# TASK OBJECTIVE:
Return every record verbatim.

# DATA LISTING:
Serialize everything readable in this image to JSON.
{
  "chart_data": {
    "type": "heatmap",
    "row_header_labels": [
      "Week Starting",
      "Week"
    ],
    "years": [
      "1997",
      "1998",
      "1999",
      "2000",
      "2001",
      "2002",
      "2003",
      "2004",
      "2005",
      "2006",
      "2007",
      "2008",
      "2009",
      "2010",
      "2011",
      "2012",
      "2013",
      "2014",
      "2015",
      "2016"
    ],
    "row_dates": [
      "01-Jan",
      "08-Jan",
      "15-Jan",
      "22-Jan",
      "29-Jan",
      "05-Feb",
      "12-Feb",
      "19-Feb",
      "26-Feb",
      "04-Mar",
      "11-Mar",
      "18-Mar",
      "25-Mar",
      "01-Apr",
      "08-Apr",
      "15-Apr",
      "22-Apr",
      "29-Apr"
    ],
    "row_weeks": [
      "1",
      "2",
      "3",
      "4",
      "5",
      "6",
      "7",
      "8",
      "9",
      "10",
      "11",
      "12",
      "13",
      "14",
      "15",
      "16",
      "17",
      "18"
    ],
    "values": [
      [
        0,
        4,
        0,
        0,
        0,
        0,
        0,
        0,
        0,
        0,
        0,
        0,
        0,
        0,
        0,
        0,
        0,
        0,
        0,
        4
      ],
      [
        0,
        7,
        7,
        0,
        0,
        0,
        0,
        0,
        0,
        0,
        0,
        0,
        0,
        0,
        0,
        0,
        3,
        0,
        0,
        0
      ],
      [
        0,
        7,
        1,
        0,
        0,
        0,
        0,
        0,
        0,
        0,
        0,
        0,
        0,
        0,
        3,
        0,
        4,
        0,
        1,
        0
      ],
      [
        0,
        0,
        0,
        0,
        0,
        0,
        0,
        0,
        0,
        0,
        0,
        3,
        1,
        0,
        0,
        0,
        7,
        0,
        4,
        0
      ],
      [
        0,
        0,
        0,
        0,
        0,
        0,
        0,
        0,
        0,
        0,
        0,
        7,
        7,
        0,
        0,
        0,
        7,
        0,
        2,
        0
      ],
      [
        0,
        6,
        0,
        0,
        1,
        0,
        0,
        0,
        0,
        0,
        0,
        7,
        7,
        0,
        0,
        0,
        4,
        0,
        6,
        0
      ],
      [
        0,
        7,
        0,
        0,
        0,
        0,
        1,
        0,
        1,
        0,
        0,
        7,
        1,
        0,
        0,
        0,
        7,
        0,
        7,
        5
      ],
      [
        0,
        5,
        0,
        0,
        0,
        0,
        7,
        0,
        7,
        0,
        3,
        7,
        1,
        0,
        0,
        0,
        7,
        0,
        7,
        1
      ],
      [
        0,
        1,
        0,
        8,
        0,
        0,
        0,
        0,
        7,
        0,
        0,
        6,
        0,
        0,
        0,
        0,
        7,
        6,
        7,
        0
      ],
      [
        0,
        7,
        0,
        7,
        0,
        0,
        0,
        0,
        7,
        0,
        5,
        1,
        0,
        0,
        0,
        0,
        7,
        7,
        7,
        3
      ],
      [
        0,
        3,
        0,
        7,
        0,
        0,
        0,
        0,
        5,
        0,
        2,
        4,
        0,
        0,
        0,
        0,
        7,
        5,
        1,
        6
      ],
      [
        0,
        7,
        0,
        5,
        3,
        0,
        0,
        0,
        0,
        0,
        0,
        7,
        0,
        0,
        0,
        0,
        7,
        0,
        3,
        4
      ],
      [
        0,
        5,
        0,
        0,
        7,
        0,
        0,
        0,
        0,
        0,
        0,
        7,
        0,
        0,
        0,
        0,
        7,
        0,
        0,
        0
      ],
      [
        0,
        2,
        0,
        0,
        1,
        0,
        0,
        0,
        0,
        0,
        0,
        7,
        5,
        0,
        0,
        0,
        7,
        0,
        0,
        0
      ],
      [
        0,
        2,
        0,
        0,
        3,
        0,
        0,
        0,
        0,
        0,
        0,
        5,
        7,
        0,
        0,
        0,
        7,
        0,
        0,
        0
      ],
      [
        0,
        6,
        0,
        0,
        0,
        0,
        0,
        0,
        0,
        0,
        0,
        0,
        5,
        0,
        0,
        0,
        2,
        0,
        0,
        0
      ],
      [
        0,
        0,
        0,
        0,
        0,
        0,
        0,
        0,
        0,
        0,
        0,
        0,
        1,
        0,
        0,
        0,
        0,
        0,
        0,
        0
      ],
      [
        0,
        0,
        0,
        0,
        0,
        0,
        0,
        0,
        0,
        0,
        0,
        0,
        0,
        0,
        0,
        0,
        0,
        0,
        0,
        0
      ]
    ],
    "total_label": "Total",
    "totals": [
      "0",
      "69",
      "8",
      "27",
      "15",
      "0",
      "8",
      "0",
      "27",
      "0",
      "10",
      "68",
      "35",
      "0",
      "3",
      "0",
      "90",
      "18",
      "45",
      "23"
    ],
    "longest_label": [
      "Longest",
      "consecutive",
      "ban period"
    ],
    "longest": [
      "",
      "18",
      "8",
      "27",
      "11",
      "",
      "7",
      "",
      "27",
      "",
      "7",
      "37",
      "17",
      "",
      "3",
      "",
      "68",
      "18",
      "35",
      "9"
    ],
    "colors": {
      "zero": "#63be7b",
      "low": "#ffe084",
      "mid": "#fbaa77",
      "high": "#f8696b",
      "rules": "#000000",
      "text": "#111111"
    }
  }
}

# EXERCISE RESPONSE:
Serialize everything readable in this image to JSON.
{
  "chart_data": {
    "type": "heatmap",
    "row_header_labels": [
      "Week Starting",
      "Week"
    ],
    "years": [
      "1997",
      "1998",
      "1999",
      "2000",
      "2001",
      "2002",
      "2003",
      "2004",
      "2005",
      "2006",
      "2007",
      "2008",
      "2009",
      "2010",
      "2011",
      "2012",
      "2013",
      "2014",
      "2015",
      "2016"
    ],
    "row_dates": [
      "01-Jan",
      "08-Jan",
      "15-Jan",
      "22-Jan",
      "29-Jan",
      "05-Feb",
      "12-Feb",
      "19-Feb",
      "26-Feb",
      "04-Mar",
      "11-Mar",
      "18-Mar",
      "25-Mar",
      "01-Apr",
      "08-Apr",
      "15-Apr",
      "22-Apr",
      "29-Apr"
    ],
    "row_weeks": [
      "1",
      "2",
      "3",
      "4",
      "5",
      "6",
      "7",
      "8",
      "9",
      "10",
      "11",
      "12",
      "13",
      "14",
      "15",
      "16",
      "17",
      "18"
    ],
    "values": [
      [
        0,
        4,
        0,
        0,
        0,
        0,
        0,
        0,
        0,
        0,
        0,
        0,
        0,
        0,
        0,
        0,
        0,
        0,
        0,
        4
      ],
      [
        0,
        7,
        7,
        0,
        0,
        0,
        0,
        0,
        0,
        0,
        0,
        0,
        0,
        0,
        0,
        0,
        3,
        0,
        0,
        0
      ],
      [
        0,
        7,
        1,
        0,
        0,
        0,
        0,
        0,
        0,
        0,
        0,
        0,
        0,
        0,
        3,
        0,
        4,
        0,
        1,
        0
      ],
      [
        0,
        0,
        0,
        0,
        0,
        0,
        0,
        0,
        0,
        0,
        0,
        3,
        1,
        0,
        0,
        0,
        7,
        0,
        4,
        0
      ],
      [
        0,
        0,
        0,
        0,
        0,
        0,
        0,
        0,
        0,
        0,
        0,
        7,
        7,
        0,
        0,
        0,
        7,
        0,
        2,
        0
      ],
      [
        0,
        6,
        0,
        0,
        1,
        0,
        0,
        0,
        0,
        0,
        0,
        7,
        7,
        0,
        0,
        0,
        4,
        0,
        6,
        0
      ],
      [
        0,
        7,
        0,
        0,
        0,
        0,
        1,
        0,
        1,
        0,
        0,
        7,
        1,
        0,
        0,
        0,
        7,
        0,
        7,
        5
      ],
      [
        0,
        5,
        0,
        0,
        0,
        0,
        7,
        0,
        7,
        0,
        3,
        7,
        1,
        0,
        0,
        0,
        7,
        0,
        7,
        1
      ],
      [
        0,
        1,
        0,
        8,
        0,
        0,
        0,
        0,
        7,
        0,
        0,
        6,
        0,
        0,
        0,
        0,
        7,
        6,
        7,
        0
      ],
      [
        0,
        7,
        0,
        7,
        0,
        0,
        0,
        0,
        7,
        0,
        5,
        1,
        0,
        0,
        0,
        0,
        7,
        7,
        7,
        3
      ],
      [
        0,
        3,
        0,
        7,
        0,
        0,
        0,
        0,
        5,
        0,
        2,
        4,
        0,
        0,
        0,
        0,
        7,
        5,
        1,
        6
      ],
      [
        0,
        7,
        0,
        5,
        3,
        0,
        0,
        0,
        0,
        0,
        0,
        7,
        0,
        0,
        0,
        0,
        7,
        0,
        3,
        4
      ],
      [
        0,
        5,
        0,
        0,
        7,
        0,
        0,
        0,
        0,
        0,
        0,
        7,
        0,
        0,
        0,
        0,
        7,
        0,
        0,
        0
      ],
      [
        0,
        2,
        0,
        0,
        1,
        0,
        0,
        0,
        0,
        0,
        0,
        7,
        5,
        0,
        0,
        0,
        7,
        0,
        0,
        0
      ],
      [
        0,
        2,
        0,
        0,
        3,
        0,
        0,
        0,
        0,
        0,
        0,
        5,
        7,
        0,
        0,
        0,
        7,
        0,
        0,
        0
      ],
      [
        0,
        6,
        0,
        0,
        0,
        0,
        0,
        0,
        0,
        0,
        0,
        0,
        5,
        0,
        0,
        0,
        2,
        0,
        0,
        0
      ],
      [
        0,
        0,
        0,
        0,
        0,
        0,
        0,
        0,
        0,
        0,
        0,
        0,
        1,
        0,
        0,
        0,
        0,
        0,
        0,
        0
      ],
      [
        0,
        0,
        0,
        0,
        0,
        0,
        0,
        0,
        0,
        0,
        0,
        0,
        0,
        0,
        0,
        0,
        0,
        0,
        0,
        0
      ]
    ],
    "total_label": "Total",
    "totals": [
      "0",
      "69",
      "8",
      "27",
      "15",
      "0",
      "8",
      "0",
      "27",
      "0",
      "10",
      "68",
      "35",
      "0",
      "3",
      "0",
      "90",
      "18",
      "45",
      "23"
    ],
    "longest_label": [
      "Longest",
      "consecutive",
      "ban period"
    ],
    "longest": [
      "",
      "18",
      "8",
      "27",
      "11",
      "",
      "7",
      "",
      "27",
      "",
      "7",
      "37",
      "17",
      "",
      "3",
      "",
      "68",
      "18",
      "35",
      "9"
    ],
    "colors": {
      "zero": "#63be7b",
      "low": "#ffe084",
      "mid": "#fbaa77",
      "high": "#f8696b",
      "rules": "#000000",
      "text": "#111111"
    }
  }
}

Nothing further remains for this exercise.